■ Set exercise
Pictures in the records should not be copied, but every other part must be repeated exactly.

— Begin Input for this task —

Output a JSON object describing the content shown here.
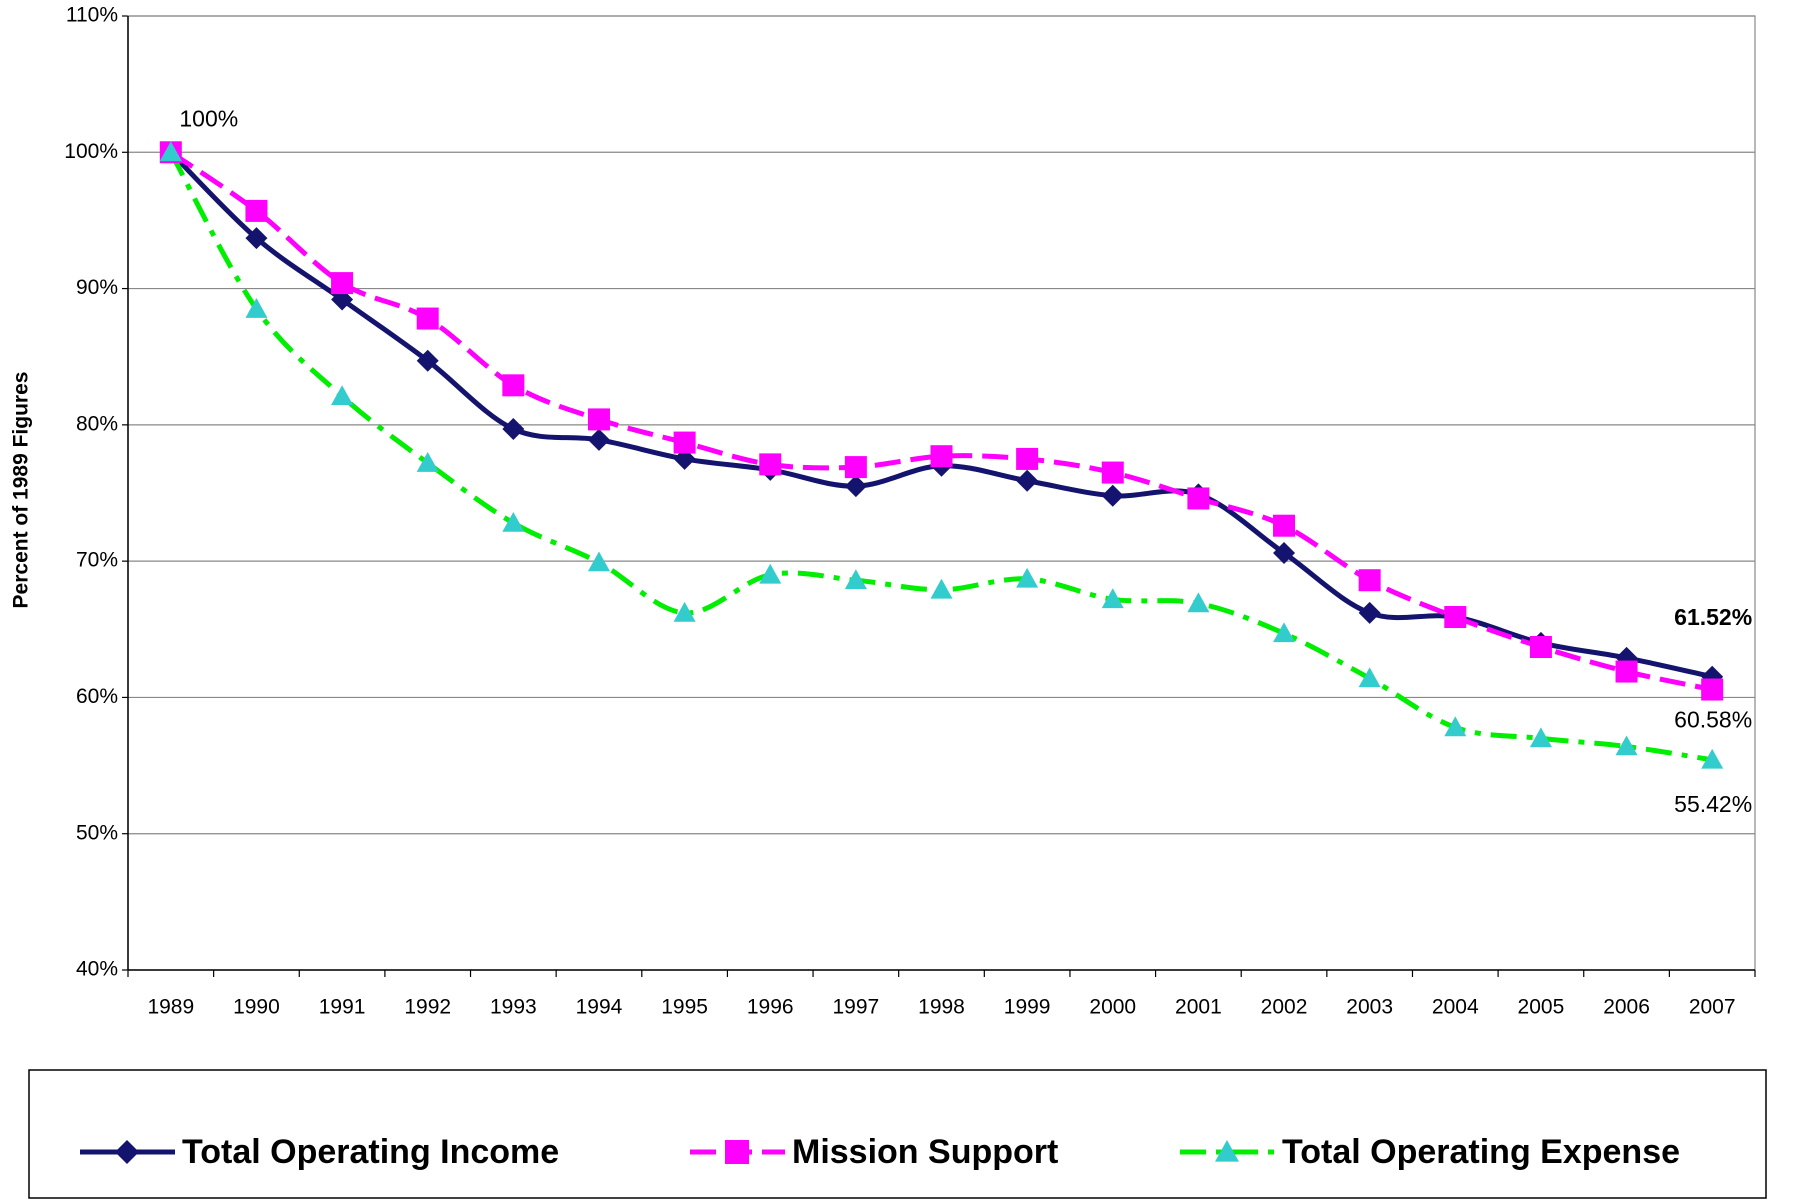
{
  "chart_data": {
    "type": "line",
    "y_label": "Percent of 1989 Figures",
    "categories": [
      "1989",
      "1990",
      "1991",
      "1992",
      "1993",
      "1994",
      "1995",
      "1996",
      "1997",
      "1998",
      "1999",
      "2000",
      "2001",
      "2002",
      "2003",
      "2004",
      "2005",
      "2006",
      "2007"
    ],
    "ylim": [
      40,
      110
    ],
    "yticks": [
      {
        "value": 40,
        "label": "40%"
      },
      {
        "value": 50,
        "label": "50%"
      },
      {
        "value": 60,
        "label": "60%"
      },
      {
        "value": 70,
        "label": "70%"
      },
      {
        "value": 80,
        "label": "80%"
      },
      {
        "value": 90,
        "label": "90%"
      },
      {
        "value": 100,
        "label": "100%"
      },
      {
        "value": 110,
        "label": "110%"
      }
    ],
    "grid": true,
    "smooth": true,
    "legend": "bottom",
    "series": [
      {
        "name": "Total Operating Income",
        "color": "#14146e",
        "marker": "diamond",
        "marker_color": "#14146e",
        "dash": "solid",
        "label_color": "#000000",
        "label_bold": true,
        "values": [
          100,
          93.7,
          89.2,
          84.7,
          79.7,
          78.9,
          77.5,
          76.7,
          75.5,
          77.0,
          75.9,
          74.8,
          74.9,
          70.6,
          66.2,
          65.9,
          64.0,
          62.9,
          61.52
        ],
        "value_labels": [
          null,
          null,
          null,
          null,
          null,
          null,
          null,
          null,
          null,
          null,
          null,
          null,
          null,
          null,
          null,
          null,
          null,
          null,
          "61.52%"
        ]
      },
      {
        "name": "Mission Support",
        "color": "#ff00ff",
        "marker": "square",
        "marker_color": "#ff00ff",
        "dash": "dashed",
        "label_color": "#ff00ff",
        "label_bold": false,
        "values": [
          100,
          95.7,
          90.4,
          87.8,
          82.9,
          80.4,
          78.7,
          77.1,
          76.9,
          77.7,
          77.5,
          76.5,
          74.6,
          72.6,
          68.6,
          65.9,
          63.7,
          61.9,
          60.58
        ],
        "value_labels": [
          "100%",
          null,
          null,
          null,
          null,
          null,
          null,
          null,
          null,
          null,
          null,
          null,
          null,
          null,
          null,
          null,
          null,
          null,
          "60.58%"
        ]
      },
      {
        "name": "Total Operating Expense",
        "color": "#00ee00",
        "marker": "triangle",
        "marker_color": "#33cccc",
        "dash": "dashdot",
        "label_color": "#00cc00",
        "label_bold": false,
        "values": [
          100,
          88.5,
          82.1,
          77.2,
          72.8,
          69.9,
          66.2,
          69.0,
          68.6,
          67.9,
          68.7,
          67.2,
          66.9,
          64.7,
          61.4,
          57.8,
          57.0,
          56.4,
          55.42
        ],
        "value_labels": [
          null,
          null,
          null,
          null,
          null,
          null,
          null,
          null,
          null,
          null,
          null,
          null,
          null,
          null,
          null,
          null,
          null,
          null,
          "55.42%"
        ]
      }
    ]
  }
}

— End Input for this task —

■ Solved exercise
Output a JSON object describing the content shown here.
{
  "chart_data": {
    "type": "line",
    "y_label": "Percent of 1989 Figures",
    "categories": [
      "1989",
      "1990",
      "1991",
      "1992",
      "1993",
      "1994",
      "1995",
      "1996",
      "1997",
      "1998",
      "1999",
      "2000",
      "2001",
      "2002",
      "2003",
      "2004",
      "2005",
      "2006",
      "2007"
    ],
    "ylim": [
      40,
      110
    ],
    "yticks": [
      {
        "value": 40,
        "label": "40%"
      },
      {
        "value": 50,
        "label": "50%"
      },
      {
        "value": 60,
        "label": "60%"
      },
      {
        "value": 70,
        "label": "70%"
      },
      {
        "value": 80,
        "label": "80%"
      },
      {
        "value": 90,
        "label": "90%"
      },
      {
        "value": 100,
        "label": "100%"
      },
      {
        "value": 110,
        "label": "110%"
      }
    ],
    "grid": true,
    "smooth": true,
    "legend": "bottom",
    "series": [
      {
        "name": "Total Operating Income",
        "color": "#14146e",
        "marker": "diamond",
        "marker_color": "#14146e",
        "dash": "solid",
        "label_color": "#000000",
        "label_bold": true,
        "values": [
          100,
          93.7,
          89.2,
          84.7,
          79.7,
          78.9,
          77.5,
          76.7,
          75.5,
          77.0,
          75.9,
          74.8,
          74.9,
          70.6,
          66.2,
          65.9,
          64.0,
          62.9,
          61.52
        ],
        "value_labels": [
          null,
          null,
          null,
          null,
          null,
          null,
          null,
          null,
          null,
          null,
          null,
          null,
          null,
          null,
          null,
          null,
          null,
          null,
          "61.52%"
        ]
      },
      {
        "name": "Mission Support",
        "color": "#ff00ff",
        "marker": "square",
        "marker_color": "#ff00ff",
        "dash": "dashed",
        "label_color": "#ff00ff",
        "label_bold": false,
        "values": [
          100,
          95.7,
          90.4,
          87.8,
          82.9,
          80.4,
          78.7,
          77.1,
          76.9,
          77.7,
          77.5,
          76.5,
          74.6,
          72.6,
          68.6,
          65.9,
          63.7,
          61.9,
          60.58
        ],
        "value_labels": [
          "100%",
          null,
          null,
          null,
          null,
          null,
          null,
          null,
          null,
          null,
          null,
          null,
          null,
          null,
          null,
          null,
          null,
          null,
          "60.58%"
        ]
      },
      {
        "name": "Total Operating Expense",
        "color": "#00ee00",
        "marker": "triangle",
        "marker_color": "#33cccc",
        "dash": "dashdot",
        "label_color": "#00cc00",
        "label_bold": false,
        "values": [
          100,
          88.5,
          82.1,
          77.2,
          72.8,
          69.9,
          66.2,
          69.0,
          68.6,
          67.9,
          68.7,
          67.2,
          66.9,
          64.7,
          61.4,
          57.8,
          57.0,
          56.4,
          55.42
        ],
        "value_labels": [
          null,
          null,
          null,
          null,
          null,
          null,
          null,
          null,
          null,
          null,
          null,
          null,
          null,
          null,
          null,
          null,
          null,
          null,
          "55.42%"
        ]
      }
    ]
  }
}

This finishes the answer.